━━ ENTRIES SHOWN
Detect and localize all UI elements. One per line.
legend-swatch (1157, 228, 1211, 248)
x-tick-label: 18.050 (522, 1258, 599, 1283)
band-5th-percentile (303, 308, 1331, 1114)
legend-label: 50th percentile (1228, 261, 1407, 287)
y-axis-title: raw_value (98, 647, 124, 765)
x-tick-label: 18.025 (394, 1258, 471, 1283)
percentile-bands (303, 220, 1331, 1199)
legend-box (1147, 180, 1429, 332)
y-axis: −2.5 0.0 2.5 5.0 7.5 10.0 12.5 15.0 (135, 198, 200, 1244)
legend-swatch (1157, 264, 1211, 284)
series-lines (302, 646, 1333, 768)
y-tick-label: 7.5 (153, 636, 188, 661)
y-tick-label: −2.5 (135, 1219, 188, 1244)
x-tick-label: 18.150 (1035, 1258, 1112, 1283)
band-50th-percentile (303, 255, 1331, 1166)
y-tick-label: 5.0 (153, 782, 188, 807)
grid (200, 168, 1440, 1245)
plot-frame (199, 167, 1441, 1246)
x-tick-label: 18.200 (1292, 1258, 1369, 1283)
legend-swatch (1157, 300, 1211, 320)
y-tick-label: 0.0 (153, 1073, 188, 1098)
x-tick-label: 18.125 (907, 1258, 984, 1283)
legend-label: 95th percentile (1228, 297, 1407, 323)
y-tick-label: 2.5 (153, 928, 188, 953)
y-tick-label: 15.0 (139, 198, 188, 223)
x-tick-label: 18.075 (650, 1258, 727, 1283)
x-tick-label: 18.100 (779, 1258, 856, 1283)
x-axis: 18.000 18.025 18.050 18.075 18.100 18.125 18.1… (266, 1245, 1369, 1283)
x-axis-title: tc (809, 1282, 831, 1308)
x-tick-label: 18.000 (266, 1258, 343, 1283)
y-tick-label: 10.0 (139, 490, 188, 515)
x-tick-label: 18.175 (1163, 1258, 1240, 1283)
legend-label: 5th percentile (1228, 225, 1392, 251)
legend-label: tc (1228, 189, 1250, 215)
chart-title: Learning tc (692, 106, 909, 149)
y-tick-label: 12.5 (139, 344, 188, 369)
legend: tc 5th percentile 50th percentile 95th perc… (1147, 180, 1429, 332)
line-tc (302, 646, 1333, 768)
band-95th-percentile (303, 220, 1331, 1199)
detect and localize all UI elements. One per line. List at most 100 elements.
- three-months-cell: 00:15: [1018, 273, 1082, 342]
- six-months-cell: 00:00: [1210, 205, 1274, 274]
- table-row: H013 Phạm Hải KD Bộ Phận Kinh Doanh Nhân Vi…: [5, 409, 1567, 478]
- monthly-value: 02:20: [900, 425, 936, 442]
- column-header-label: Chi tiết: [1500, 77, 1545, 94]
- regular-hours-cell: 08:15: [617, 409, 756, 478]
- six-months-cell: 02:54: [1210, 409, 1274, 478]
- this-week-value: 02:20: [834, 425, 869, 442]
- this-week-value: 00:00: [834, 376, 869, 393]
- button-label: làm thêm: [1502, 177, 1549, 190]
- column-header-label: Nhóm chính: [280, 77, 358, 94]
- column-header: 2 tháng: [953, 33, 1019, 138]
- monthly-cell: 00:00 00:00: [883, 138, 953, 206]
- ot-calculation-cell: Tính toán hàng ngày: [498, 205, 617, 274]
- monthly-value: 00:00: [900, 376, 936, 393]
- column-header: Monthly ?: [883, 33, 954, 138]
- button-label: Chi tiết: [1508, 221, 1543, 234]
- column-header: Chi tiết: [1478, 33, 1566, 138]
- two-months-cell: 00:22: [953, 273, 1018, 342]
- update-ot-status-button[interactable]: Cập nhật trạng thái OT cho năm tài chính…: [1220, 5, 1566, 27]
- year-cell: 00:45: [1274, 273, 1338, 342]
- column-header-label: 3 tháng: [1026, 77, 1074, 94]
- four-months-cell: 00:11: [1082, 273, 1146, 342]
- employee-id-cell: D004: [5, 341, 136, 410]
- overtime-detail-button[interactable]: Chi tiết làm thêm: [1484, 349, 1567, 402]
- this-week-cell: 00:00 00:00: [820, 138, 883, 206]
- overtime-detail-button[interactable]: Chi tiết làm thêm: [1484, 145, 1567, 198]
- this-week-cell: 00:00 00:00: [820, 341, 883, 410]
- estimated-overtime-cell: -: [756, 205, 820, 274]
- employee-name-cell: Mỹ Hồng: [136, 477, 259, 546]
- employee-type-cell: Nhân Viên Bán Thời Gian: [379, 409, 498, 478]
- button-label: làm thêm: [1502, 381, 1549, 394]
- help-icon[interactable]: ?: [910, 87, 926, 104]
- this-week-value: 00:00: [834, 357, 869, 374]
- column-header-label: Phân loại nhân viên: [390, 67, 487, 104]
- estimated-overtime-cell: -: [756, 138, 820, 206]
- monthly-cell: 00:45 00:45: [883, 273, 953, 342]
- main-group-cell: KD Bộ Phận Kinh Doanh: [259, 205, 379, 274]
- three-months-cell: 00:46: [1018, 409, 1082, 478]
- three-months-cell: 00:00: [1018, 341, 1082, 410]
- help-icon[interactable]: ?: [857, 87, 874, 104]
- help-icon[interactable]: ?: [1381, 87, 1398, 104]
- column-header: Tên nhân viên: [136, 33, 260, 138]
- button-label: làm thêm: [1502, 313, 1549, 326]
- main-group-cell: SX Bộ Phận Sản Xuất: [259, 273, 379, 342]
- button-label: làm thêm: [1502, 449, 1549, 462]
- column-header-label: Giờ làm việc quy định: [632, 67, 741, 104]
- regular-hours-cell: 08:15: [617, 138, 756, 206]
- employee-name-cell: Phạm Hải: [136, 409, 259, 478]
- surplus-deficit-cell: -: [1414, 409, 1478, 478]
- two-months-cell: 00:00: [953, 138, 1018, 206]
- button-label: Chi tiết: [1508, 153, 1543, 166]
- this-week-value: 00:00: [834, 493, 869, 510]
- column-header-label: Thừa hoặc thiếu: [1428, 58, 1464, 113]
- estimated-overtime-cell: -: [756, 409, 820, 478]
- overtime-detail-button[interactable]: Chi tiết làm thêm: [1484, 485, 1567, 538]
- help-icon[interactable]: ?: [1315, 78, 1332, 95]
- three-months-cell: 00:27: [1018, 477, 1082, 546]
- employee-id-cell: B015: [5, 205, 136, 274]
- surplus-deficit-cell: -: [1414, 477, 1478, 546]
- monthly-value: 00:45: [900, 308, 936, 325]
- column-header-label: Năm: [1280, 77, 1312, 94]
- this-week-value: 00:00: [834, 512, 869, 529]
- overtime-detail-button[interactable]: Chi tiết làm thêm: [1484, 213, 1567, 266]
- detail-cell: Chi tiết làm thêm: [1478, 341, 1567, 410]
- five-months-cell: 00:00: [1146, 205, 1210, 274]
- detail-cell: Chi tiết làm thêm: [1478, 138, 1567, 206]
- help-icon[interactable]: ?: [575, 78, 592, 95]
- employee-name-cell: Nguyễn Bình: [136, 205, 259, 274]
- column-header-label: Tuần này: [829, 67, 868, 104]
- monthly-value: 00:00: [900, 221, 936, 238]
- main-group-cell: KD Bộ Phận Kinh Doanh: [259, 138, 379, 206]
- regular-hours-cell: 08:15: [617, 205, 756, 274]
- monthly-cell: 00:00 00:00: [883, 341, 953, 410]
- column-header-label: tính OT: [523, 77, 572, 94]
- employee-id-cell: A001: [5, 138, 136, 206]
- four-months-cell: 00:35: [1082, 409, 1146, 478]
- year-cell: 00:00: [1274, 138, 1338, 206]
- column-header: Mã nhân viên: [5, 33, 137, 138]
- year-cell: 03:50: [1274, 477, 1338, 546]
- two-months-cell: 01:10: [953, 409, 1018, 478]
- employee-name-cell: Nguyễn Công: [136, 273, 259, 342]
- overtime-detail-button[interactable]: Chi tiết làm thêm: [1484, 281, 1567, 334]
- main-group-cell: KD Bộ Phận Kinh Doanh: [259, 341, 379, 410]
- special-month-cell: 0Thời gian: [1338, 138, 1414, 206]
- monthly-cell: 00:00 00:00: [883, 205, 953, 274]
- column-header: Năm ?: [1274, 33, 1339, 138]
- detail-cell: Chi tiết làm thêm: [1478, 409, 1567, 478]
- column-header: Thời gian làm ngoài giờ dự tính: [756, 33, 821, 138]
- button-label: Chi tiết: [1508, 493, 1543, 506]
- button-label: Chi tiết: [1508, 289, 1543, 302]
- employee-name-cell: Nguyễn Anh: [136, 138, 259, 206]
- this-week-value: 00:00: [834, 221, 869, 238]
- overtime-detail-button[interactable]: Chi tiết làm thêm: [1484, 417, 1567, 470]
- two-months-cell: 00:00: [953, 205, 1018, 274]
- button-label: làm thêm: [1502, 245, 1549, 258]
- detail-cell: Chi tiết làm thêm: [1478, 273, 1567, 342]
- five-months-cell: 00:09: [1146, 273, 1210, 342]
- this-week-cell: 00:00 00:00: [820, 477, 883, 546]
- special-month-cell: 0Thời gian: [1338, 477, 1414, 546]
━━━━
### [REQUIREMENT]
Please give everything from the start of the items down to the line containing "series-lines (302, 646, 1333, 768)" again, substituting "legend-marker" for "legend-swatch" and keeping everything else unchanged.

### [RESPONSE BELOW]
Detect and localize all UI elements. One per line.
legend-marker (1157, 228, 1211, 248)
x-tick-label: 18.050 (522, 1258, 599, 1283)
band-5th-percentile (303, 308, 1331, 1114)
legend-label: 50th percentile (1228, 261, 1407, 287)
y-axis-title: raw_value (98, 647, 124, 765)
x-tick-label: 18.025 (394, 1258, 471, 1283)
percentile-bands (303, 220, 1331, 1199)
legend-box (1147, 180, 1429, 332)
y-axis: −2.5 0.0 2.5 5.0 7.5 10.0 12.5 15.0 (135, 198, 200, 1244)
legend-marker (1157, 264, 1211, 284)
series-lines (302, 646, 1333, 768)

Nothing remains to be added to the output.